## Excerpted records

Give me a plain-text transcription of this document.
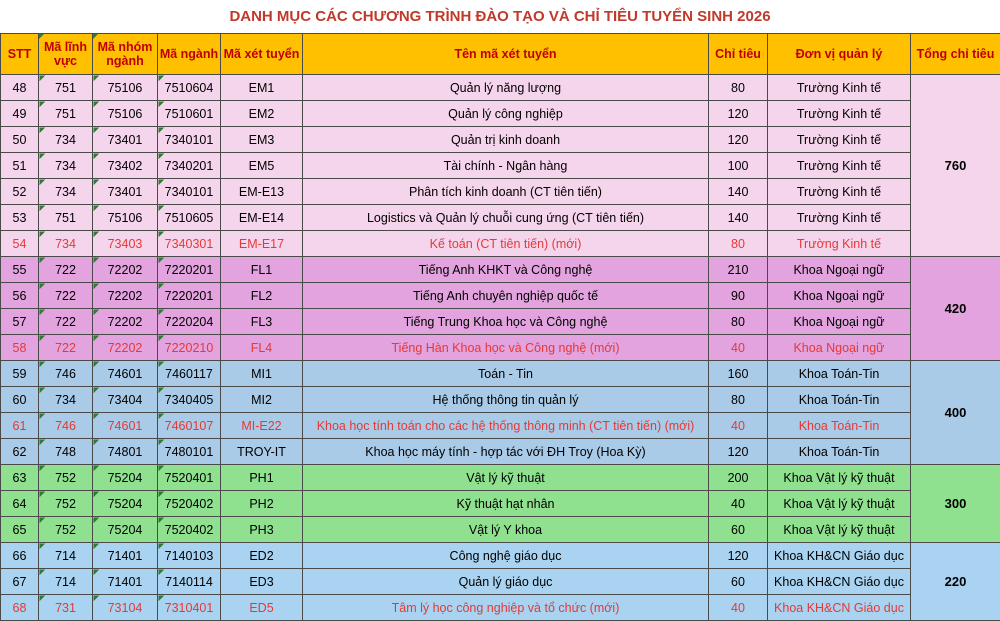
DANH MỤC CÁC CHƯƠNG TRÌNH ĐÀO TẠO VÀ CHỈ TIÊU TUYỂN SINH 2026
STT	Mã lĩnh vực	Mã nhóm ngành	Mã ngành	Mã xét tuyển	Tên mã xét tuyển	Chỉ tiêu	Đơn vị quản lý	Tổng chỉ tiêu
48	751	75106	7510604	EM1	Quản lý năng lượng	80	Trường Kinh tế	760
49	751	75106	7510601	EM2	Quản lý công nghiệp	120	Trường Kinh tế	
50	734	73401	7340101	EM3	Quản trị kinh doanh	120	Trường Kinh tế	
51	734	73402	7340201	EM5	Tài chính - Ngân hàng	100	Trường Kinh tế	
52	734	73401	7340101	EM-E13	Phân tích kinh doanh (CT tiên tiến)	140	Trường Kinh tế	
53	751	75106	7510605	EM-E14	Logistics và Quản lý chuỗi cung ứng (CT tiên tiến)	140	Trường Kinh tế	
54	734	73403	7340301	EM-E17	Kế toán (CT tiên tiến) (mới)	80	Trường Kinh tế	
55	722	72202	7220201	FL1	Tiếng Anh KHKT và Công nghệ	210	Khoa Ngoại ngữ	420
56	722	72202	7220201	FL2	Tiếng Anh chuyên nghiệp quốc tế	90	Khoa Ngoại ngữ	
57	722	72202	7220204	FL3	Tiếng Trung Khoa học và Công nghệ	80	Khoa Ngoại ngữ	
58	722	72202	7220210	FL4	Tiếng Hàn Khoa học và Công nghệ (mới)	40	Khoa Ngoại ngữ	
59	746	74601	7460117	MI1	Toán - Tin	160	Khoa Toán-Tin	400
60	734	73404	7340405	MI2	Hệ thống thông tin quản lý	80	Khoa Toán-Tin	
61	746	74601	7460107	MI-E22	Khoa học tính toán cho các hệ thống thông minh (CT tiên tiến) (mới)	40	Khoa Toán-Tin	
62	748	74801	7480101	TROY-IT	Khoa học máy tính - hợp tác với ĐH Troy (Hoa Kỳ)	120	Khoa Toán-Tin	
63	752	75204	7520401	PH1	Vật lý kỹ thuật	200	Khoa Vật lý kỹ thuật	300
64	752	75204	7520402	PH2	Kỹ thuật hạt nhân	40	Khoa Vật lý kỹ thuật	
65	752	75204	7520402	PH3	Vật lý Y khoa	60	Khoa Vật lý kỹ thuật	
66	714	71401	7140103	ED2	Công nghệ giáo dục	120	Khoa KH&CN Giáo dục	220
67	714	71401	7140114	ED3	Quản lý giáo dục	60	Khoa KH&CN Giáo dục	
68	731	73104	7310401	ED5	Tâm lý học công nghiệp và tổ chức (mới)	40	Khoa KH&CN Giáo dục	
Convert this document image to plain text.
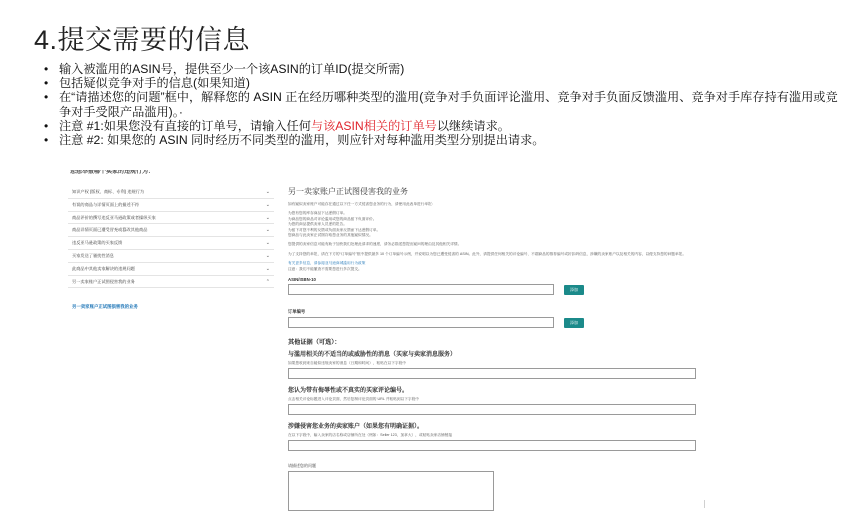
4.提交需要的信息
• 输入被滥用的ASIN号，提供至少一个该ASIN的订单ID(提交所需)
• 包括疑似竞争对手的信息(如果知道)
• 在“请描述您的问题”框中，解释您的 ASIN 正在经历哪种类型的滥用(竞争对手负面评论滥用、竞争对手负面反馈滥用、竞争对手库存持有滥用或竞争对手受限产品滥用)。·
• 注意 #1:如果您没有直接的订单号，请输入任何与该ASIN相关的订单号以继续请求。
• 注意 #2: 如果您的 ASIN 同时经历不同类型的滥用，则应针对每种滥用类型分别提出请求。
您想举报哪个卖家的违规行为：
知识产权 (版权、商标、专利) 违规行为	⌄
有误的商品与详情页面上的描述不符	⌄
商品评价的撰写违反亚马逊政策或者操纵买家	⌄
商品详情页面已遭受冒充或篡改其他商品	⌄
违反亚马逊政策的买家反馈	⌄
买家发送了骚扰性消息	⌄
此商品中其他卖家解决的违规问题	⌄
另一卖家账户正试图侵害我的业务	⌃
另一卖家账户正试图损害我的业务
另一卖家账户正试图侵害我的业务
如有疑似卖家账户可能存在通过以下任一方式侵害您业务的行为，请使用此表单进行举报:
为您有您的库存商品下达虚假订单。
为商品您的商品对评论滥用或您的商品留下负面评价。
为您的商品提供卖家人员虚的报告。
为留下对您不利的反馈或负面卖家反馈而下达虚假订单。
您商品与此卖家正试图窃取您业务的其他疑似情况。
您提供的卖家信息可能有助于加快我们处理此请求的速度，请务必描述您提出疑问的理由及其他相关详情。
为了支持您的举报，请在下方的“订单编号”框中提供最多 10 个订单编号示例，并说明以为您已遭受侵害的 ASIN。此外，请提供任何相关的评论编号、不端商品的推荐编号或折扣码信息，涉嫌的卖家账户以及相关的内容，以便支持您的问题举报。
有关更多信息，请参阅亚马逊商城滥用行为政策
注意：我们不能撤查不需要您进行多次提交。
ASIN/ISBN-10
添加
订单编号
添加
其他证据（可选）：
与滥用相关的不适当的或威胁性的消息（买家与卖家消息服务）
如果您收到来自疑似违规卖家的消息（日期和时间），粘贴在以下字段中
您认为带有侮辱性或不真实的买家评论编号。
点击相关评论标题进入评论页面，然后复制评论页面的 URL 并粘贴到以下字段中
涉嫌侵害您业务的卖家账户（如果您有明确证据）。
在以下字段中，输入卖家的店名称或店铺所在处（例如：Seller 123，加拿大），或粘贴卖家店铺链接
请描述您的问题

## Task directions
Look through the entries above and list every line containing "请描述您的问题".

## In response
• 在“请描述您的问题”框中，解释您的 ASIN 正在经历哪种类型的滥用(竞争对手负面评论滥用、竞争对手负面反馈滥用、竞争对手库存持有滥用或竞争对手受限产品滥用)。·
请描述您的问题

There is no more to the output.